--- The problem ---
Locate the lines of the listing below that hold "koskee", then copy each of them.

※ ※ ※

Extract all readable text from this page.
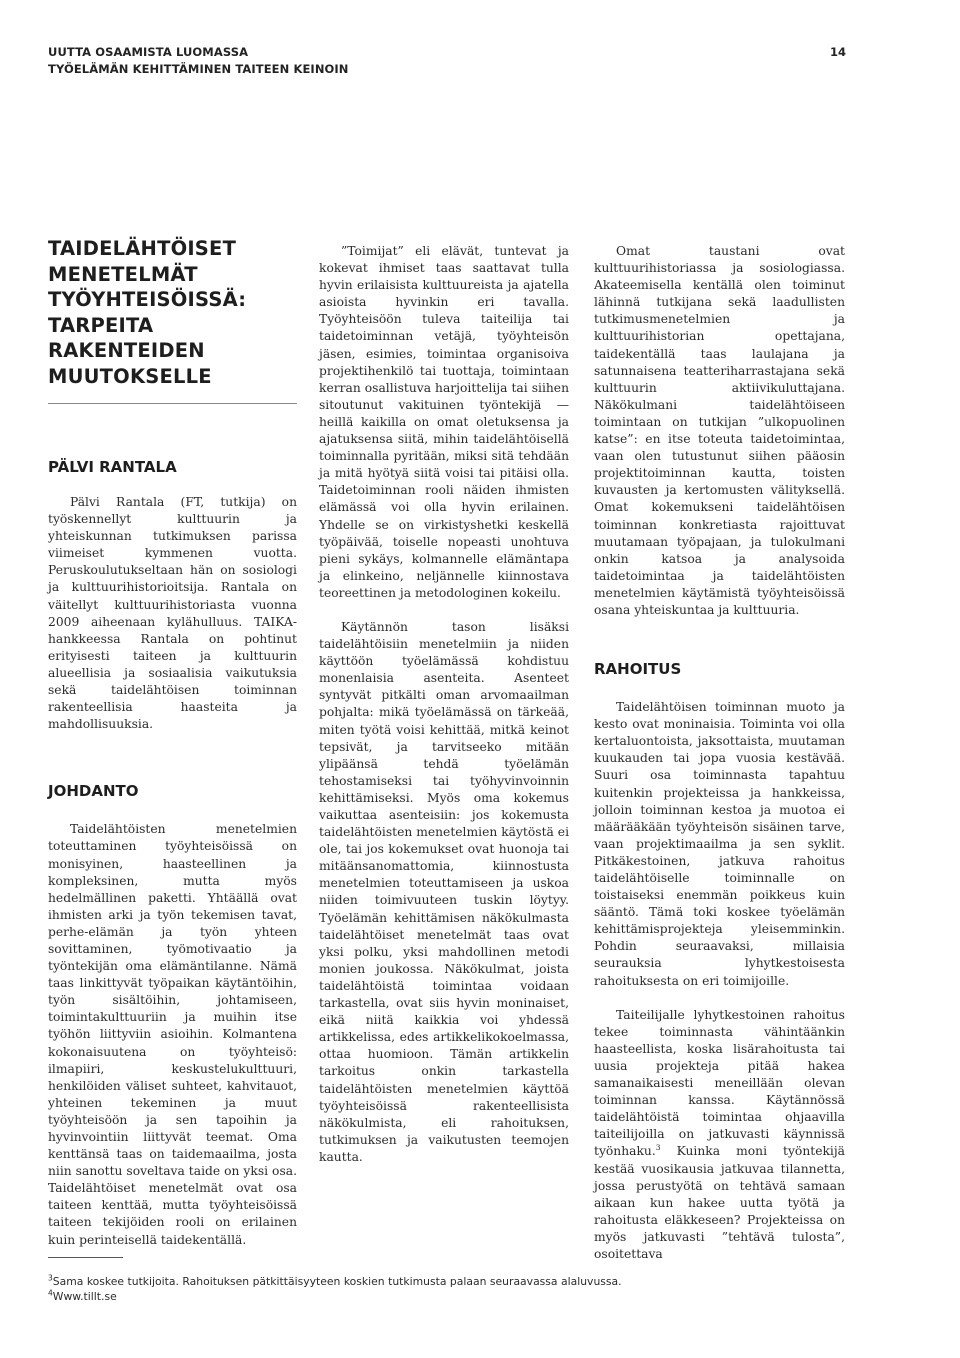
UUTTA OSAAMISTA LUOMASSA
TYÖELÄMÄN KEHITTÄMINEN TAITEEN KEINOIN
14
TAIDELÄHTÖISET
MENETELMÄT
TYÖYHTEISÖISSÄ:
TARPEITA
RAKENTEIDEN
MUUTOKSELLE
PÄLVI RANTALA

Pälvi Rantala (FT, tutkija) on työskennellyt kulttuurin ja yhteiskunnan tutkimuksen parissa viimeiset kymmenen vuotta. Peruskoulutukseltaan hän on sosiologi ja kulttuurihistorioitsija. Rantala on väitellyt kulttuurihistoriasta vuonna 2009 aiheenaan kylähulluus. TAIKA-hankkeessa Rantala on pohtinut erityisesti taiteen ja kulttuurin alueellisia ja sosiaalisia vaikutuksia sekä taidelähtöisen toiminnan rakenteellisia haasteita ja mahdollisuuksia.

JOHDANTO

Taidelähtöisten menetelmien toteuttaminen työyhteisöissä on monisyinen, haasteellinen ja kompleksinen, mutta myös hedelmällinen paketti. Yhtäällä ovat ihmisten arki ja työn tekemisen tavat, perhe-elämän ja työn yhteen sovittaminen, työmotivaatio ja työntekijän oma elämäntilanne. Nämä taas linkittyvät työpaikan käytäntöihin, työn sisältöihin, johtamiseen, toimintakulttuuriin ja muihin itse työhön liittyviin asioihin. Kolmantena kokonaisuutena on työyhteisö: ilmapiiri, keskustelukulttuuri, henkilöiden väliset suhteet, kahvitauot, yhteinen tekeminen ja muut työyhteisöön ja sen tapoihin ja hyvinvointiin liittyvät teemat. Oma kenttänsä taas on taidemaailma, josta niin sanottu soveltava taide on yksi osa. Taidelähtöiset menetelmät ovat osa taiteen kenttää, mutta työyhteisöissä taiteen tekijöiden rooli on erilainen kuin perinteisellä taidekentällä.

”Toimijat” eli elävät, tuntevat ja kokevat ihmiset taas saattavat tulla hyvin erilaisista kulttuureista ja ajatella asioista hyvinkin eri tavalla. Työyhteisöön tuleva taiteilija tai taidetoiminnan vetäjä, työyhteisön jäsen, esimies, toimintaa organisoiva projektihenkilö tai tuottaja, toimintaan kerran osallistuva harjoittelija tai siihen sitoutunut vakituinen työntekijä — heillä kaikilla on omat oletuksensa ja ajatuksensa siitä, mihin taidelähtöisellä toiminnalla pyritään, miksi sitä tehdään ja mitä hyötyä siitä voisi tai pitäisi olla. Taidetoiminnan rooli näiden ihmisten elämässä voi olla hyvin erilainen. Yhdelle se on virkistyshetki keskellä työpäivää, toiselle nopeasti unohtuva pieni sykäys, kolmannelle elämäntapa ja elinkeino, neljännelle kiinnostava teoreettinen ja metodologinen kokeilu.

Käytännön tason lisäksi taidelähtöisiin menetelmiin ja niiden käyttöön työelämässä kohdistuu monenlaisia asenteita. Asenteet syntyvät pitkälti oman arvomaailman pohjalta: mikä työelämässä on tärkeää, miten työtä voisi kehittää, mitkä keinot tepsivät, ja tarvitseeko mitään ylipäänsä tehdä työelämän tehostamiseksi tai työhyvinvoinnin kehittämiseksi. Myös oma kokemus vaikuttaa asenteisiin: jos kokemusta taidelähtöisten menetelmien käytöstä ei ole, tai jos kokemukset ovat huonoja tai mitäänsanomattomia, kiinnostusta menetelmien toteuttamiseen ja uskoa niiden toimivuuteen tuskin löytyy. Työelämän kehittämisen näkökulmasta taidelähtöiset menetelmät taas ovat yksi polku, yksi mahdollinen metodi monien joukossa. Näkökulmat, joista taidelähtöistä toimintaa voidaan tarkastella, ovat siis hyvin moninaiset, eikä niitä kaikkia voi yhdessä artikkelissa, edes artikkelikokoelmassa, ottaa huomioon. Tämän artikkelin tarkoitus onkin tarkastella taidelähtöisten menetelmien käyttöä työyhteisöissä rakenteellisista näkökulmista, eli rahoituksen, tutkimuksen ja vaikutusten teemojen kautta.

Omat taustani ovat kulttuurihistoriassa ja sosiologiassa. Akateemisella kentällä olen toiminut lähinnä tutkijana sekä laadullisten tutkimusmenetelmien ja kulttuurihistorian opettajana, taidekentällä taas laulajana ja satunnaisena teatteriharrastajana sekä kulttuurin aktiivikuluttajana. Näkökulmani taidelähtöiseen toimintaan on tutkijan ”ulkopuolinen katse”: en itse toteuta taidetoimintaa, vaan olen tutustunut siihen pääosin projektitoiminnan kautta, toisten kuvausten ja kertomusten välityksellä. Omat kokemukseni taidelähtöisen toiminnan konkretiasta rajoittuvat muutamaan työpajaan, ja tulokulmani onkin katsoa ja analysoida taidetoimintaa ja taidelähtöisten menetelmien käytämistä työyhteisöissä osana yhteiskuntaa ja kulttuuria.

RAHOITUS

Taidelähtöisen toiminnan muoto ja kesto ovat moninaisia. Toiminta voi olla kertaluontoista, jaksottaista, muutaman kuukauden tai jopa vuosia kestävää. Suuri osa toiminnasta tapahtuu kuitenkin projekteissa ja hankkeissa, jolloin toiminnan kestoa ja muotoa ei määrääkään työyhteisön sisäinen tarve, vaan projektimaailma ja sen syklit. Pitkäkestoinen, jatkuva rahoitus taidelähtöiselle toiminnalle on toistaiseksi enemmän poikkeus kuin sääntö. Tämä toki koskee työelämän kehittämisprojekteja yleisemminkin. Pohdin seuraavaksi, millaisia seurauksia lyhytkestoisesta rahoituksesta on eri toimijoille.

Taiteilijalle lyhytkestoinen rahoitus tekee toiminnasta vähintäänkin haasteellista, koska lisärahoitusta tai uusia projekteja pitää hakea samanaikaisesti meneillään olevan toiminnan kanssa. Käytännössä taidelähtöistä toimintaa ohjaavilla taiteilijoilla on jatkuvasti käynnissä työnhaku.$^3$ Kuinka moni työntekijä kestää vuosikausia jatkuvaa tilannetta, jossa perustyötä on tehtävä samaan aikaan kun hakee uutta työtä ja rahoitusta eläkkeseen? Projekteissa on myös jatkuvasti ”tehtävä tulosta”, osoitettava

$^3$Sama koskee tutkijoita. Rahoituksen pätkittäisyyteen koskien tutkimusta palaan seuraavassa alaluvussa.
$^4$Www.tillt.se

※ ※ ※

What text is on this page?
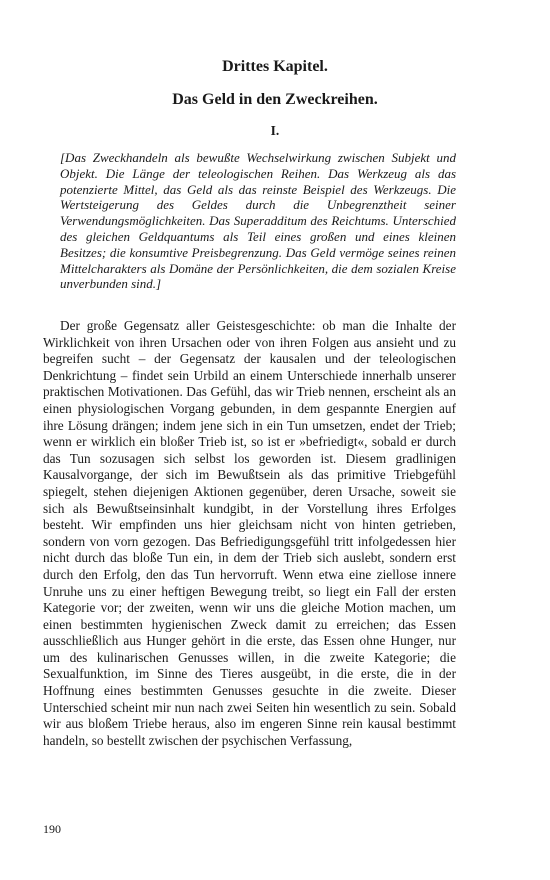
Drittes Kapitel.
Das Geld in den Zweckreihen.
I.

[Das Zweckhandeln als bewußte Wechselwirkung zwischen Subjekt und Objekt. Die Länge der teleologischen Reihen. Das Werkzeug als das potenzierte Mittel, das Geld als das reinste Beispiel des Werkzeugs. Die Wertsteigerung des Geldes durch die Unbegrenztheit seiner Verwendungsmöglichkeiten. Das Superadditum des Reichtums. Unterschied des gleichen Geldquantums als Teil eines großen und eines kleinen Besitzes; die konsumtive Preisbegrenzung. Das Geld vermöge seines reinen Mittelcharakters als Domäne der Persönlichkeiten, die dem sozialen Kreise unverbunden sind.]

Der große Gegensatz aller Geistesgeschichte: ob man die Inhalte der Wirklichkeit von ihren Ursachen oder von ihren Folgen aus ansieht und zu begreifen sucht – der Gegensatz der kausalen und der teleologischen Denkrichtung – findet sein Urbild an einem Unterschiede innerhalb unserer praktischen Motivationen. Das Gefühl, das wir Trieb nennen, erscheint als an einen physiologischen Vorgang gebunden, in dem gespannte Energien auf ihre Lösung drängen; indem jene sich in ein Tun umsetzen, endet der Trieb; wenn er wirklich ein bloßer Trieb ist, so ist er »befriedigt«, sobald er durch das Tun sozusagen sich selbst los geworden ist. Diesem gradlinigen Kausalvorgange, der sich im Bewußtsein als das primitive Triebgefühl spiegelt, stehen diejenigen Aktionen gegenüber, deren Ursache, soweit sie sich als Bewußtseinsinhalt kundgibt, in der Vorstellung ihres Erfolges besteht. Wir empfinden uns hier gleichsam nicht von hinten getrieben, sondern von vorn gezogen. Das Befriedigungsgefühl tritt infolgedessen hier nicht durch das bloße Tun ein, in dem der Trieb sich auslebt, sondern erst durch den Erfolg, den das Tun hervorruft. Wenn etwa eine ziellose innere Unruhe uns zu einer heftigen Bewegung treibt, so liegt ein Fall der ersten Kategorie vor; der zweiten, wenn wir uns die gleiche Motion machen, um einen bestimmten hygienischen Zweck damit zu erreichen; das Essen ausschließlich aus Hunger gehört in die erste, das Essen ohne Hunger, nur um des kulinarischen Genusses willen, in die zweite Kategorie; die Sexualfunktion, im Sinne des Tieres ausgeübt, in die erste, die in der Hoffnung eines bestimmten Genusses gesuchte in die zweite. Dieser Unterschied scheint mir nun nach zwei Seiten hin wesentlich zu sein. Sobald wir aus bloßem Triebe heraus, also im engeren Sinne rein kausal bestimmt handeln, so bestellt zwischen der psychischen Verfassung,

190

※ ※ ※

--- Completed task ---
Taidelähtöisen toiminnan muoto ja kesto ovat moninaisia. Toiminta voi olla kertaluontoista, jaksottaista, muutaman kuukauden tai jopa vuosia kestävää. Suuri osa toiminnasta tapahtuu kuitenkin projekteissa ja hankkeissa, jolloin toiminnan kestoa ja muotoa ei määrääkään työyhteisön sisäinen tarve, vaan projektimaailma ja sen syklit. Pitkäkestoinen, jatkuva rahoitus taidelähtöiselle toiminnalle on toistaiseksi enemmän poikkeus kuin sääntö. Tämä toki koskee työelämän kehittämisprojekteja yleisemminkin. Pohdin seuraavaksi, millaisia seurauksia lyhytkestoisesta rahoituksesta on eri toimijoille.
$^3$Sama koskee tutkijoita. Rahoituksen pätkittäisyyteen koskien tutkimusta palaan seuraavassa alaluvussa.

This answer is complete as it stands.